# [Exercise objective]
Pictures within the data are to be left out; everything else must be reproduced exactly.
-- -- --
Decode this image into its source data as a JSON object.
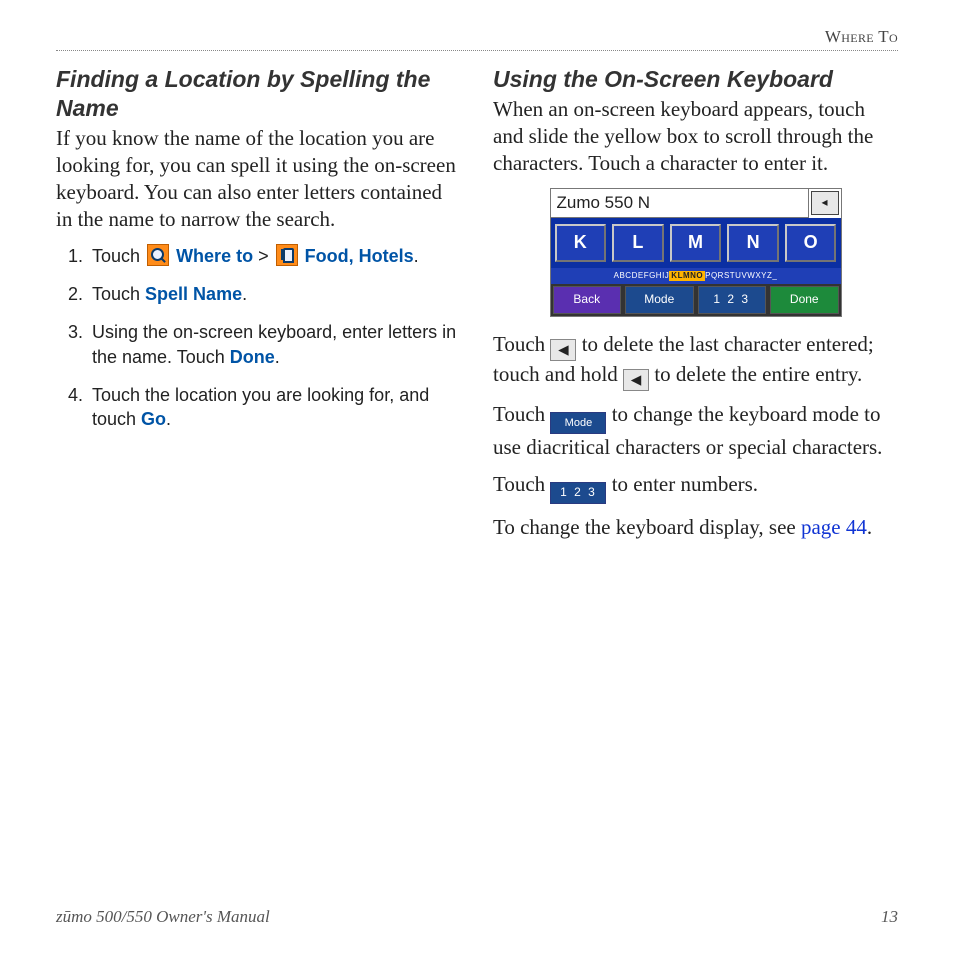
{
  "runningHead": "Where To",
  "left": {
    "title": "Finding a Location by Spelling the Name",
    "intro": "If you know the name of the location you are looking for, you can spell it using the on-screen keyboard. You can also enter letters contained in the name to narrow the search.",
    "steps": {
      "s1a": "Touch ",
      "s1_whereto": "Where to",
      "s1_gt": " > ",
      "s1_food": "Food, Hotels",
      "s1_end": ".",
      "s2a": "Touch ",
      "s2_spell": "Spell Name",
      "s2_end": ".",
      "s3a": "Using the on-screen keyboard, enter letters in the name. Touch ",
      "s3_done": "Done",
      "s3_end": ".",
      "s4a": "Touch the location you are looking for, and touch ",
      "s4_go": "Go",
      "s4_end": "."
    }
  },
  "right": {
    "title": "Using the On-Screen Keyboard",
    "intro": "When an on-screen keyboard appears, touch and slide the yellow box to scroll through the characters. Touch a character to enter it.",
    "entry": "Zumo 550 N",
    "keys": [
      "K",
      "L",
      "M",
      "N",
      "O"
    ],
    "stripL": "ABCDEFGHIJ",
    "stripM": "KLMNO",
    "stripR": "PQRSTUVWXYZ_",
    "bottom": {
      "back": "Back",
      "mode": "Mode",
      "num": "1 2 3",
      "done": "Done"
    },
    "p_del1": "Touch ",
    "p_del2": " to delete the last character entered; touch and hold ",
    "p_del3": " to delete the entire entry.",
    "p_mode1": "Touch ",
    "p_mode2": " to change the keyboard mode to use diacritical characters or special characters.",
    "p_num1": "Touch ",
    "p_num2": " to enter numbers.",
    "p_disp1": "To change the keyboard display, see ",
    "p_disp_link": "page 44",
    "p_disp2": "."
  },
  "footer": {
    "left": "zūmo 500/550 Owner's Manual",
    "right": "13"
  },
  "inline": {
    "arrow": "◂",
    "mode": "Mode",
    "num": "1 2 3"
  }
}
-- -- --
# [The reply]
Decode this image into its source data as a JSON object.
{
  "runningHead": "Where To",
  "left": {
    "title": "Finding a Location by Spelling the Name",
    "intro": "If you know the name of the location you are looking for, you can spell it using the on-screen keyboard. You can also enter letters contained in the name to narrow the search.",
    "steps": {
      "s1a": "Touch ",
      "s1_whereto": "Where to",
      "s1_gt": " > ",
      "s1_food": "Food, Hotels",
      "s1_end": ".",
      "s2a": "Touch ",
      "s2_spell": "Spell Name",
      "s2_end": ".",
      "s3a": "Using the on-screen keyboard, enter letters in the name. Touch ",
      "s3_done": "Done",
      "s3_end": ".",
      "s4a": "Touch the location you are looking for, and touch ",
      "s4_go": "Go",
      "s4_end": "."
    }
  },
  "right": {
    "title": "Using the On-Screen Keyboard",
    "intro": "When an on-screen keyboard appears, touch and slide the yellow box to scroll through the characters. Touch a character to enter it.",
    "entry": "Zumo 550 N",
    "keys": [
      "K",
      "L",
      "M",
      "N",
      "O"
    ],
    "stripL": "ABCDEFGHIJ",
    "stripM": "KLMNO",
    "stripR": "PQRSTUVWXYZ_",
    "bottom": {
      "back": "Back",
      "mode": "Mode",
      "num": "1 2 3",
      "done": "Done"
    },
    "p_del1": "Touch ",
    "p_del2": " to delete the last character entered; touch and hold ",
    "p_del3": " to delete the entire entry.",
    "p_mode1": "Touch ",
    "p_mode2": " to change the keyboard mode to use diacritical characters or special characters.",
    "p_num1": "Touch ",
    "p_num2": " to enter numbers.",
    "p_disp1": "To change the keyboard display, see ",
    "p_disp_link": "page 44",
    "p_disp2": "."
  },
  "footer": {
    "left": "zūmo 500/550 Owner's Manual",
    "right": "13"
  },
  "inline": {
    "arrow": "◂",
    "mode": "Mode",
    "num": "1 2 3"
  }
}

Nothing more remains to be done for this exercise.